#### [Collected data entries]
——
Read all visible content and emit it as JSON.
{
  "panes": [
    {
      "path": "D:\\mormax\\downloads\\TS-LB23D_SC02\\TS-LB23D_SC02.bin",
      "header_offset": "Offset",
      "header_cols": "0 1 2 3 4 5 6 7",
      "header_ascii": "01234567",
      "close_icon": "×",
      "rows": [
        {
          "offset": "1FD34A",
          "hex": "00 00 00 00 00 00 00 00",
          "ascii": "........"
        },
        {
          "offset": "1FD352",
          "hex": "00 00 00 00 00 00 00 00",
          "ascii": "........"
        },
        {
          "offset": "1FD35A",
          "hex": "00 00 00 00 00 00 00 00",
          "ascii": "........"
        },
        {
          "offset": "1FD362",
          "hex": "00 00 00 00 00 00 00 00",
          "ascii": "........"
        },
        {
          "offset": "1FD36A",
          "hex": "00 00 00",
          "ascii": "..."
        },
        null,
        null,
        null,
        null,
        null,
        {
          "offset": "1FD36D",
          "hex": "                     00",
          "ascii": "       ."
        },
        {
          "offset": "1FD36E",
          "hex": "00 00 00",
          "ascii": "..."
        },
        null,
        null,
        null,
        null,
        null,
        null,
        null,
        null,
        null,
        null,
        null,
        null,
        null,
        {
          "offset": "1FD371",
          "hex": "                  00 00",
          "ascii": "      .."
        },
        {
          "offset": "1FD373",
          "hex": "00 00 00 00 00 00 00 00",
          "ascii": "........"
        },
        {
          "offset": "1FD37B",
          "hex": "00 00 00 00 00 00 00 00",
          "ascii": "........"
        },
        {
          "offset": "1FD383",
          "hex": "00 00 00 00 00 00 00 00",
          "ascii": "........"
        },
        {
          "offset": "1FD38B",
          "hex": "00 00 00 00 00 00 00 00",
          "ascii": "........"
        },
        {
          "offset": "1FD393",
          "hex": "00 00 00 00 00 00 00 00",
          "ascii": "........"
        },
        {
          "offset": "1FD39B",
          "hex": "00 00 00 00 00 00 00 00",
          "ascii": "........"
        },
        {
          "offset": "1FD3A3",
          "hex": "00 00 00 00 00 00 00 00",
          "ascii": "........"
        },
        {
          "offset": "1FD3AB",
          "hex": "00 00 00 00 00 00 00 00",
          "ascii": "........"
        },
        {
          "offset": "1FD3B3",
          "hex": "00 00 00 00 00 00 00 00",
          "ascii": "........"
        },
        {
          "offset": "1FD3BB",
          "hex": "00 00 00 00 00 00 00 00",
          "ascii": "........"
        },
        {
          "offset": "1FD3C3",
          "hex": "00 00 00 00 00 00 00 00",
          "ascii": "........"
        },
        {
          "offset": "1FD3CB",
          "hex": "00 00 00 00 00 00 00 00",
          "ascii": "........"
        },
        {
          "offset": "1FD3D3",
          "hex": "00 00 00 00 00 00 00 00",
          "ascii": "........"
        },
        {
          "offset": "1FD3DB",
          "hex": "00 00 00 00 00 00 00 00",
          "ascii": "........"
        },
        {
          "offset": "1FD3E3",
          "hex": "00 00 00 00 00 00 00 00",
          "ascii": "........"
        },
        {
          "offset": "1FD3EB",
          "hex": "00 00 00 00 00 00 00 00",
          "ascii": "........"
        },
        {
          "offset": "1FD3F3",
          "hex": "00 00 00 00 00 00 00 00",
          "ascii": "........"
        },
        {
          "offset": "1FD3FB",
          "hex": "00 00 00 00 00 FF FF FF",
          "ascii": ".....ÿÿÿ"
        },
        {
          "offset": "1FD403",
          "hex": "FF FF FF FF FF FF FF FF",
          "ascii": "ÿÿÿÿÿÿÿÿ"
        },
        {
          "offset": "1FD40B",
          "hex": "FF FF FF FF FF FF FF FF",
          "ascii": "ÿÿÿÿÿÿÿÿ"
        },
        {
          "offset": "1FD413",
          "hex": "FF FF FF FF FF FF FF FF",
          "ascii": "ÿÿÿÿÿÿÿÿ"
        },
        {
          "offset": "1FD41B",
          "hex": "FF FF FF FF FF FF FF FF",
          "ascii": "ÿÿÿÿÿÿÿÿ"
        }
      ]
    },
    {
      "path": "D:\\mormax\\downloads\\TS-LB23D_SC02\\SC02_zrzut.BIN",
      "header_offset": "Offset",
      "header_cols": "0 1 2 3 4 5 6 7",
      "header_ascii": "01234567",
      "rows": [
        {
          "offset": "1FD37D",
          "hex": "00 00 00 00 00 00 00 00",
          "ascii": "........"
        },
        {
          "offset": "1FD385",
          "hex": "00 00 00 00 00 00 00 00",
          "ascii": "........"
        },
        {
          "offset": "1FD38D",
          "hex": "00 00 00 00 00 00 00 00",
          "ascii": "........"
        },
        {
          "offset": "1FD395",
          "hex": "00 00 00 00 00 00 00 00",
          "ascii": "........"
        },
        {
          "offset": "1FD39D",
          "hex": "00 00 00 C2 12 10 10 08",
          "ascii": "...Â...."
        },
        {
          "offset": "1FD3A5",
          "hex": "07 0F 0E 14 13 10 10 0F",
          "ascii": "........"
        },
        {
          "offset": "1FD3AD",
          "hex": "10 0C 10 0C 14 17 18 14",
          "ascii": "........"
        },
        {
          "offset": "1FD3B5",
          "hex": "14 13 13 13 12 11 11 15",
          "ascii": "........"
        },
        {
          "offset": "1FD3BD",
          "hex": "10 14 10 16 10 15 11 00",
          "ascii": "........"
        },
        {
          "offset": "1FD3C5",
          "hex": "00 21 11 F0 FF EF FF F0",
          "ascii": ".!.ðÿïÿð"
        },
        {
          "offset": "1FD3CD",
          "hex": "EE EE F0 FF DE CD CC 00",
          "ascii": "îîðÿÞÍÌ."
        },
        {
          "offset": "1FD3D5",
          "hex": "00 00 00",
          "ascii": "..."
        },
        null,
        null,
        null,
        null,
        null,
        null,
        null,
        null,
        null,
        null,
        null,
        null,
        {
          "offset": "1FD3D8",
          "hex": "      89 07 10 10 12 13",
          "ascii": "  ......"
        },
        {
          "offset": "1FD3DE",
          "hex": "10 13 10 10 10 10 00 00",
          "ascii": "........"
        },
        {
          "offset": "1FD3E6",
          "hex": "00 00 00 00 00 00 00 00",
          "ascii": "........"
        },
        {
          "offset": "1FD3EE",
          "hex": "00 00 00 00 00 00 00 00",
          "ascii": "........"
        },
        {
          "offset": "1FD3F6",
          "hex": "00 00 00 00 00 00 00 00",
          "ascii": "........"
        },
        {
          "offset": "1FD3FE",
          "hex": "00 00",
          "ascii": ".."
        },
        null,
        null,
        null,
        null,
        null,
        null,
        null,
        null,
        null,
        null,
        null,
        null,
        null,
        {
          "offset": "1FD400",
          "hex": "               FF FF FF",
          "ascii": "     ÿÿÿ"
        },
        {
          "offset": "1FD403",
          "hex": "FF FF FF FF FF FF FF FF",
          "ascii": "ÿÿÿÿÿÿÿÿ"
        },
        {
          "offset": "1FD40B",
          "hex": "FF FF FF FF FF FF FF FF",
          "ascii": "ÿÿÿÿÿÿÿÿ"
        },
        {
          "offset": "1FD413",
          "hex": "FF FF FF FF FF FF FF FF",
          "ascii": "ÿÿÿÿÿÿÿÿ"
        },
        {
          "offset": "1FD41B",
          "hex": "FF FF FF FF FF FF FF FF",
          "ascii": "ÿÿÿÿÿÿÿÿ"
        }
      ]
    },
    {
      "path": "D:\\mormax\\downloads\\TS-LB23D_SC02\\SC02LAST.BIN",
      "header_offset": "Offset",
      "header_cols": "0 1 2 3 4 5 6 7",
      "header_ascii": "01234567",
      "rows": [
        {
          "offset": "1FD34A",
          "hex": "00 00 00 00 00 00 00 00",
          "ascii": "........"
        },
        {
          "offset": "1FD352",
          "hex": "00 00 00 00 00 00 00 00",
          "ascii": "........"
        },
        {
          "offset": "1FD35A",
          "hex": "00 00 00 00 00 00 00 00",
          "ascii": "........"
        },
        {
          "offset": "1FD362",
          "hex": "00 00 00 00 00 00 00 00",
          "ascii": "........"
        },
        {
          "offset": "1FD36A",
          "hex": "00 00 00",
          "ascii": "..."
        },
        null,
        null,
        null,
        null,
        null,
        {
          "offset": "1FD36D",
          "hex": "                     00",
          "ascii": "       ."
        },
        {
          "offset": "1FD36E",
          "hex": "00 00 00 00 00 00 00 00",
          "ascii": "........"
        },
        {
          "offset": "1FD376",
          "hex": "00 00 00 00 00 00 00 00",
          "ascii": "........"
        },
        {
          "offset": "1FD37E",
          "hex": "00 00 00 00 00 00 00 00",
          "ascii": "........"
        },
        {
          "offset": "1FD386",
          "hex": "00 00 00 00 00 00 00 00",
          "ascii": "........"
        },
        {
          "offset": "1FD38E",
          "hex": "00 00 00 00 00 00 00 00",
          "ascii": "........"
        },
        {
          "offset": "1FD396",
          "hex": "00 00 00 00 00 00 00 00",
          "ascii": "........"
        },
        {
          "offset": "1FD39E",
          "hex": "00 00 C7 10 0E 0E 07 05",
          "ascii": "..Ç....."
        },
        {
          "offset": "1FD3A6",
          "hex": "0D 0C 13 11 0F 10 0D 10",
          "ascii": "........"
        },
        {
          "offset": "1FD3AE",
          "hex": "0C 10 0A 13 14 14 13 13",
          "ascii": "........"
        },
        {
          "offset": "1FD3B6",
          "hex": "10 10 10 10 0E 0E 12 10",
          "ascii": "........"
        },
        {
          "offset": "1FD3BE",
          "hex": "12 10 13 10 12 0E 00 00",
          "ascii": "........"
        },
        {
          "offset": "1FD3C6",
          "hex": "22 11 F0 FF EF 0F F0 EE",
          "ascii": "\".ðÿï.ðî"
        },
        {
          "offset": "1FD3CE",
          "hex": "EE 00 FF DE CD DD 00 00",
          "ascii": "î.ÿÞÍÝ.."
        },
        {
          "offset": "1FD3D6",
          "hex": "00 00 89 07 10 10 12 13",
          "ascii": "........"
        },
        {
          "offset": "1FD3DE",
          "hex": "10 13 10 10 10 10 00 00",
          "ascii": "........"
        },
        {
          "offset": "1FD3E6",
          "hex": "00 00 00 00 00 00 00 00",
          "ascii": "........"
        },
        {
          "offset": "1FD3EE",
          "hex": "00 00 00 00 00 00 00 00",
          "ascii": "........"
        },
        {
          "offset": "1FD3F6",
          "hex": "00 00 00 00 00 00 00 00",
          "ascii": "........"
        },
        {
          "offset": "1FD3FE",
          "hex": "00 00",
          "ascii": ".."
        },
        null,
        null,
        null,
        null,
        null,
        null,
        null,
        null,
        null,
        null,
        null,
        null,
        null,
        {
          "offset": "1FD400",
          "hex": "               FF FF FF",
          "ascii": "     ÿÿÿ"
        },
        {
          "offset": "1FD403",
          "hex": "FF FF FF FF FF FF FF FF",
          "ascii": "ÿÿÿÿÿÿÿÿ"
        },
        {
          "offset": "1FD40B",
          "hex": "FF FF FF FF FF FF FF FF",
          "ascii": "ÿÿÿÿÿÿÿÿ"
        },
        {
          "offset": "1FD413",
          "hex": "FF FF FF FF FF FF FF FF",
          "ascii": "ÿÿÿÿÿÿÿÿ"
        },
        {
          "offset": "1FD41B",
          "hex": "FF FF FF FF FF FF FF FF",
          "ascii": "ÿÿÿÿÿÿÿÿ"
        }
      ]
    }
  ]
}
——
#### [Task details]
Filter the records for lines holding the string "path". Copy each one.

#### [The response]
      "path": "D:\\mormax\\downloads\\TS-LB23D_SC02\\TS-LB23D_SC02.bin",
      "path": "D:\\mormax\\downloads\\TS-LB23D_SC02\\SC02_zrzut.BIN",
      "path": "D:\\mormax\\downloads\\TS-LB23D_SC02\\SC02LAST.BIN",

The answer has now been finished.